## [Directive]
Provide the data again in its entirety, exactly as given.

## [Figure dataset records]
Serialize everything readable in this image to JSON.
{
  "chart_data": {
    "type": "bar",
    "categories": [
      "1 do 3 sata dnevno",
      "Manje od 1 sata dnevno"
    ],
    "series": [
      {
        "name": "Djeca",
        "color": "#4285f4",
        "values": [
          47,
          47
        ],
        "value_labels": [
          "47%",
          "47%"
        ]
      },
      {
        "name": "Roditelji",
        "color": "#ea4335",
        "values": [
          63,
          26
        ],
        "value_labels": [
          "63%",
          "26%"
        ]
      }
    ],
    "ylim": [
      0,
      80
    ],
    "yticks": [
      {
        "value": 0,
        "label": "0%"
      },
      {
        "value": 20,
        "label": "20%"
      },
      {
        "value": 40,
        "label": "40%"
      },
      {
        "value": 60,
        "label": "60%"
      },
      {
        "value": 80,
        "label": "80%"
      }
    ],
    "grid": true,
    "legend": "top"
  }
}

## [Answer to this task]
Serialize everything readable in this image to JSON.
{
  "chart_data": {
    "type": "bar",
    "categories": [
      "1 do 3 sata dnevno",
      "Manje od 1 sata dnevno"
    ],
    "series": [
      {
        "name": "Djeca",
        "color": "#4285f4",
        "values": [
          47,
          47
        ],
        "value_labels": [
          "47%",
          "47%"
        ]
      },
      {
        "name": "Roditelji",
        "color": "#ea4335",
        "values": [
          63,
          26
        ],
        "value_labels": [
          "63%",
          "26%"
        ]
      }
    ],
    "ylim": [
      0,
      80
    ],
    "yticks": [
      {
        "value": 0,
        "label": "0%"
      },
      {
        "value": 20,
        "label": "20%"
      },
      {
        "value": 40,
        "label": "40%"
      },
      {
        "value": 60,
        "label": "60%"
      },
      {
        "value": 80,
        "label": "80%"
      }
    ],
    "grid": true,
    "legend": "top"
  }
}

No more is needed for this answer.